Reproduce the listing below without changes, except that pictures are left out.

____

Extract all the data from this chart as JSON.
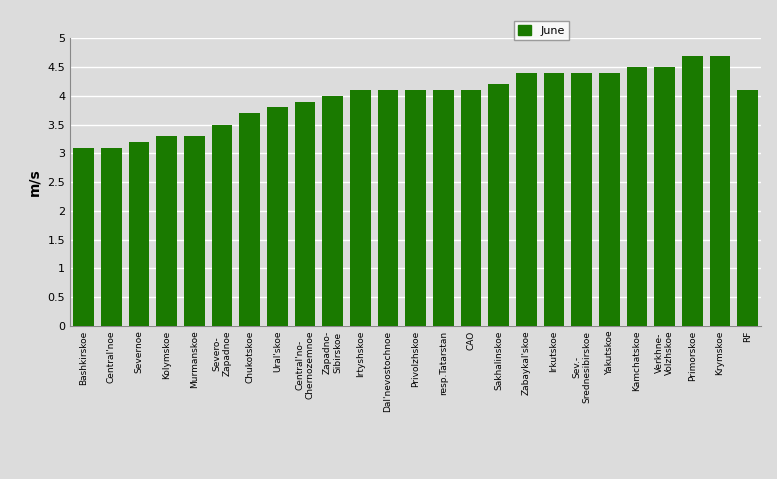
{
  "categories": [
    "Bashkirskoe",
    "Central'noe",
    "Severnoe",
    "Kolymskoe",
    "Murmanskoe",
    "Severo-\nZapadnoe",
    "Chukotskoe",
    "Ural'skoe",
    "Central'no-\nChernozemnoe",
    "Zapadno-\nSibirskoe",
    "Irtyshskoe",
    "Dal'nevostochnoe",
    "Privolzhskoe",
    "resp.Tatarstan",
    "CAO",
    "Sakhalinskoe",
    "Zabaykal'skoe",
    "Irkutskoe",
    "Sev.-\nSrednesibirskoe",
    "Yakutskoe",
    "Kamchatskoe",
    "Verkhne-\nVolzhskoe",
    "Primorskoe",
    "Krymskoe",
    "RF"
  ],
  "values": [
    3.1,
    3.1,
    3.2,
    3.3,
    3.3,
    3.5,
    3.7,
    3.8,
    3.9,
    4.0,
    4.1,
    4.1,
    4.1,
    4.1,
    4.1,
    4.2,
    4.4,
    4.4,
    4.4,
    4.4,
    4.5,
    4.5,
    4.7,
    4.7,
    4.1
  ],
  "bar_color": "#1a7a00",
  "ylabel": "m/s",
  "ylim": [
    0,
    5
  ],
  "ytick_values": [
    0,
    0.5,
    1.0,
    1.5,
    2.0,
    2.5,
    3.0,
    3.5,
    4.0,
    4.5,
    5.0
  ],
  "ytick_labels": [
    "0",
    "0.5",
    "1",
    "1.5",
    "2",
    "2.5",
    "3",
    "3.5",
    "4",
    "4.5",
    "5"
  ],
  "legend_label": "June",
  "legend_color": "#1a7a00",
  "bg_color": "#dcdcdc",
  "plot_bg_color": "#dcdcdc",
  "grid_color": "#ffffff",
  "bar_width": 0.75
}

____

## SOLUTION FOR THIS PROBLEM
Extract all the data from this chart as JSON.
{
  "categories": [
    "Bashkirskoe",
    "Central'noe",
    "Severnoe",
    "Kolymskoe",
    "Murmanskoe",
    "Severo-\nZapadnoe",
    "Chukotskoe",
    "Ural'skoe",
    "Central'no-\nChernozemnoe",
    "Zapadno-\nSibirskoe",
    "Irtyshskoe",
    "Dal'nevostochnoe",
    "Privolzhskoe",
    "resp.Tatarstan",
    "CAO",
    "Sakhalinskoe",
    "Zabaykal'skoe",
    "Irkutskoe",
    "Sev.-\nSrednesibirskoe",
    "Yakutskoe",
    "Kamchatskoe",
    "Verkhne-\nVolzhskoe",
    "Primorskoe",
    "Krymskoe",
    "RF"
  ],
  "values": [
    3.1,
    3.1,
    3.2,
    3.3,
    3.3,
    3.5,
    3.7,
    3.8,
    3.9,
    4.0,
    4.1,
    4.1,
    4.1,
    4.1,
    4.1,
    4.2,
    4.4,
    4.4,
    4.4,
    4.4,
    4.5,
    4.5,
    4.7,
    4.7,
    4.1
  ],
  "bar_color": "#1a7a00",
  "ylabel": "m/s",
  "ylim": [
    0,
    5
  ],
  "ytick_values": [
    0,
    0.5,
    1.0,
    1.5,
    2.0,
    2.5,
    3.0,
    3.5,
    4.0,
    4.5,
    5.0
  ],
  "ytick_labels": [
    "0",
    "0.5",
    "1",
    "1.5",
    "2",
    "2.5",
    "3",
    "3.5",
    "4",
    "4.5",
    "5"
  ],
  "legend_label": "June",
  "legend_color": "#1a7a00",
  "bg_color": "#dcdcdc",
  "plot_bg_color": "#dcdcdc",
  "grid_color": "#ffffff",
  "bar_width": 0.75
}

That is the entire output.